## Exercise task 1
According to the thread about the slow TCP connection below, which Linux kernel version did the application work well on?

Unusually slow TCP-connection in Linux

Tags:

I wrote user-mode client-server c application based on Berkeley sockets that interact over some private network.
The situation is definitely strange. Occasionally the connection becomes very slow under some vague circumstances. The normal TCP data exchange in my case is about 10-25 Kbytes payload per segment, but sometimes it becomes about ~200-500 bytes per segment.

After some troubleshooting, I realized that this problem is not reproducible for other network services, thus it looks like my service is to blame. But I can't figure out, what's wrong. It worked well on 3.10 Linux kernel, but have that strange behavior on 4.4. Could it be some internal kernel changes which caused such problem?

I tried to play with Linux sysctl settings:

Click to copy

net.ipv4.tcp_congestion_control
net.ipv4.tcp_sack
net.ipv4.route.flush

but that did not help.

Seems that the problem appears at listen socket side. In tcpdump the TCP Window size is OK while handshaking. But after first incoming packet window size reduces (by listener's side).

UPD
Here is my server-side code snippet:

Click to copy

 serv_fd = socket(AF_INET, SOCK_STREAM, 0); 
 if (serv_fd == -1) {
      perror("socket");
      return;
 }   

 server.sin_family = AF_INET;
 server.sin_port = htons(LISTEN_PORT);
 server.sin_addr.s_addr = htonl(INADDR_ANY);

 #ifdef SET_BUF
 if (setsockopt(serv_fd, SOL_SOCKET, SO_RCVBUF, &buflen, sizeof(int)) == -1) {
      perror ("setsockopt");
      return;
 }   
 if (setsockopt(serv_fd, SOL_SOCKET, SO_SNDBUF, &buflen, sizeof(int)) == -1) {
      perror ("setsockopt");
      return;
 }   
 #endif // SET_BUF

 if (bind(serv_fd, (struct sockaddr *) &server, sizeof(server)) == -1) {
      perror("bind");
      return;
 }   

 if (listen(serv_fd, 3)) {
      perror("listen");
      return;
 }   

 printf("Server is listening on %u\n", LISTEN_PORT);

Could someone shed some light on my problem? I would be very grateful!
Can it be related to some recent Linux kernel modifications? Do I need to tune some Linux kernel settings or check some user-mode settings (f.e. socket options or whatever)?

P.S. The problem is unstable.

## Exercise task 2
Return every row below that contains the string "累计捐出步数".

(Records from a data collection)

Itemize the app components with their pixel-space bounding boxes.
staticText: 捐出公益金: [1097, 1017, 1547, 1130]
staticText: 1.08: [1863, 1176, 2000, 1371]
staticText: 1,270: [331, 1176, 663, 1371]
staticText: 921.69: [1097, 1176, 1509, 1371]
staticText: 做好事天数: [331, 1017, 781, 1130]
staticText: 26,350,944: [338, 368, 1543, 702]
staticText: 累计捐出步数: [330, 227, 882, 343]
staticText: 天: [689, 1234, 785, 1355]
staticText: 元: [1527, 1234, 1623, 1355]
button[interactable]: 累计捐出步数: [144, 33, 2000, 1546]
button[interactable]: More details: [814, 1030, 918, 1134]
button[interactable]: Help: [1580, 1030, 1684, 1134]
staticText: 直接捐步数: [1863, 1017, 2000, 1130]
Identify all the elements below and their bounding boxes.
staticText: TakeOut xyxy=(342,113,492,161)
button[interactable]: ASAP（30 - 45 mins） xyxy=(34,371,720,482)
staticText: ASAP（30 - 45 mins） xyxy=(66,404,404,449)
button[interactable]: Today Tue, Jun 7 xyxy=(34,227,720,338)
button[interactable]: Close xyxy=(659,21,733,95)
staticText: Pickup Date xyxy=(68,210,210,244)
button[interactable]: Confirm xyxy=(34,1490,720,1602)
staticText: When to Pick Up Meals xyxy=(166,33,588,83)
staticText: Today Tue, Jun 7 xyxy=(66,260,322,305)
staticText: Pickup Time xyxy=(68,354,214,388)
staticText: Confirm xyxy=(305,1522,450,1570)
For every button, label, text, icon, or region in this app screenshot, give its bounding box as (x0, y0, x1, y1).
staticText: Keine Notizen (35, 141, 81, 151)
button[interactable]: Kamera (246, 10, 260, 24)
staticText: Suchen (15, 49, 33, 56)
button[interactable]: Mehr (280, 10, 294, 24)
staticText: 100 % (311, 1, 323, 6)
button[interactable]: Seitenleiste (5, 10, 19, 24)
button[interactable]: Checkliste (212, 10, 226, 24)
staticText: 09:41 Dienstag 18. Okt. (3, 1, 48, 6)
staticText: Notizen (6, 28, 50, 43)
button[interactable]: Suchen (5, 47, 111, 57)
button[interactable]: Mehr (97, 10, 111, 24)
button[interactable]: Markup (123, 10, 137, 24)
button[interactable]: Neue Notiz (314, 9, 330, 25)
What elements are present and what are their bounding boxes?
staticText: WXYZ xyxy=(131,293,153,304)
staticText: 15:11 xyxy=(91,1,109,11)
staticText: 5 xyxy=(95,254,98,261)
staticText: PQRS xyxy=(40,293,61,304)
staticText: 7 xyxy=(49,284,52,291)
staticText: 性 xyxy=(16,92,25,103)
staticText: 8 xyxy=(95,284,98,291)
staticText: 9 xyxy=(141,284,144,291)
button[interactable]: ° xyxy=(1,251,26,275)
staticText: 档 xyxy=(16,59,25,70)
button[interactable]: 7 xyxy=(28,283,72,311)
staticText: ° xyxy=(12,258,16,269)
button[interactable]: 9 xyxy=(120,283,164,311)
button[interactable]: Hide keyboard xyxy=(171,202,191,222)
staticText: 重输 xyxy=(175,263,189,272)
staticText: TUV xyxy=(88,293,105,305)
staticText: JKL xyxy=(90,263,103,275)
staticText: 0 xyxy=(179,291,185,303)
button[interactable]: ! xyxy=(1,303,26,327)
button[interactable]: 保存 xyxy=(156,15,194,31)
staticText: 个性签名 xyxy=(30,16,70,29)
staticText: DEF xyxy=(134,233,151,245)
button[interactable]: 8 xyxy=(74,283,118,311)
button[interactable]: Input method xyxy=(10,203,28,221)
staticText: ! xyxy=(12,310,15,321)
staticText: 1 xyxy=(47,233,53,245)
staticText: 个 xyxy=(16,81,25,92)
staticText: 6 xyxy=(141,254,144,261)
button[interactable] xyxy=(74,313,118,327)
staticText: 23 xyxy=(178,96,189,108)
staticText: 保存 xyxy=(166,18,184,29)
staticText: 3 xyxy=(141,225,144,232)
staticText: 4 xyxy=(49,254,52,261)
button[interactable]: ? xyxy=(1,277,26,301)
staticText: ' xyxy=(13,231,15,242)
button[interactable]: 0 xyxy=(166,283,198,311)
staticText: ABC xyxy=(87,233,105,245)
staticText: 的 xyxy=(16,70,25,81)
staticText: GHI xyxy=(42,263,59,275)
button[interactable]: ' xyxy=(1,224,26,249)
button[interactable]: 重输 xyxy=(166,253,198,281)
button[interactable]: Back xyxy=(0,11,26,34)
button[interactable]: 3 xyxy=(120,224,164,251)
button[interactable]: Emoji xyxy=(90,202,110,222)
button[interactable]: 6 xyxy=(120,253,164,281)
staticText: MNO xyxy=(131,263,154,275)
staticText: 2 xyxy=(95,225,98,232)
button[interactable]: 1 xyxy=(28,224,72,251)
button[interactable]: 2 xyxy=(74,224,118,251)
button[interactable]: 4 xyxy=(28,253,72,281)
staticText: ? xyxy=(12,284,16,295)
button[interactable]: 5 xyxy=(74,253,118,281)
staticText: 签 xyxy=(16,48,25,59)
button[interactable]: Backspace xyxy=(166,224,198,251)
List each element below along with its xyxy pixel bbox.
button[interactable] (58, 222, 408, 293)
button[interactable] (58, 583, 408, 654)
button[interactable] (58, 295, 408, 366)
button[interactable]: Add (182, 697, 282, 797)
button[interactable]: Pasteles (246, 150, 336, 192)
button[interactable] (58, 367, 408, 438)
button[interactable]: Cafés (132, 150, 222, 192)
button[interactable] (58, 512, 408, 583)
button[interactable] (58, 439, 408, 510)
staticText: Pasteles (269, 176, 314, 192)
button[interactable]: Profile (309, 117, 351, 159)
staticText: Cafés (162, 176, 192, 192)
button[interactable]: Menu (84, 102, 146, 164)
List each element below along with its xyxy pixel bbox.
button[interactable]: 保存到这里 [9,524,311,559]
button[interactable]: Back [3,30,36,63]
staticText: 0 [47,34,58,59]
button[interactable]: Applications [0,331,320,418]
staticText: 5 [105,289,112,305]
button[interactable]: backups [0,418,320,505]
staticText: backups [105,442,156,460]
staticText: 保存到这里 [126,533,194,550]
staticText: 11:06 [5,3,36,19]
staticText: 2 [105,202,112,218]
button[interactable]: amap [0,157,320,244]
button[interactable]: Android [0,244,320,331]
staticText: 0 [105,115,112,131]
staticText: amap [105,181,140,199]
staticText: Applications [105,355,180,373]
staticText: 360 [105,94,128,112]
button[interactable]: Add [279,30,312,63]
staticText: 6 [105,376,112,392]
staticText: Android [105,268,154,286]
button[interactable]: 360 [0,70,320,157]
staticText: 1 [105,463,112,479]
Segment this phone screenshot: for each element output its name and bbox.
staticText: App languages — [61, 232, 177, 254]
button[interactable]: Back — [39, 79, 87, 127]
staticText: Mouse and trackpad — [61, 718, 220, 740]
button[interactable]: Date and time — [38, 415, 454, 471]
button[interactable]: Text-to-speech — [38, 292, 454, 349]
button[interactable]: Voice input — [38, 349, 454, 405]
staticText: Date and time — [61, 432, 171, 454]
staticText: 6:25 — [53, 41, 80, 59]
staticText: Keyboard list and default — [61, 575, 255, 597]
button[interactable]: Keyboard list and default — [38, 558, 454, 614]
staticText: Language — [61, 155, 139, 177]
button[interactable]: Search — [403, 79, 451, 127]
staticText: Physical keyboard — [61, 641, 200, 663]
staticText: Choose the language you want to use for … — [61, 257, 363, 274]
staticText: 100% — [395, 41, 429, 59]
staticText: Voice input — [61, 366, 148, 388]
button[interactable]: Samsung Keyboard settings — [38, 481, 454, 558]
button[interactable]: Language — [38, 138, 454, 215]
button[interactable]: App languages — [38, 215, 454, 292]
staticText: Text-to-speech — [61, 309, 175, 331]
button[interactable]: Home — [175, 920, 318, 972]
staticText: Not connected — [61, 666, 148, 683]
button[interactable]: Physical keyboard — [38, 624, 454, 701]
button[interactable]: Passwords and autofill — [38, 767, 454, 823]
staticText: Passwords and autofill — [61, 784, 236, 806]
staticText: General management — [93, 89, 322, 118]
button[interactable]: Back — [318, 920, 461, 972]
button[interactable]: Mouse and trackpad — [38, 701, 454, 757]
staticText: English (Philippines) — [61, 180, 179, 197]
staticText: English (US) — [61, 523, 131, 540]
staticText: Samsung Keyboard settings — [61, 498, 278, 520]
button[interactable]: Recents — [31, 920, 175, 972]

## Final answer 1
3.10

## Final answer 2
staticText: 累计捐出步数: [330, 227, 882, 343]
button[interactable]: 累计捐出步数: [144, 33, 2000, 1546]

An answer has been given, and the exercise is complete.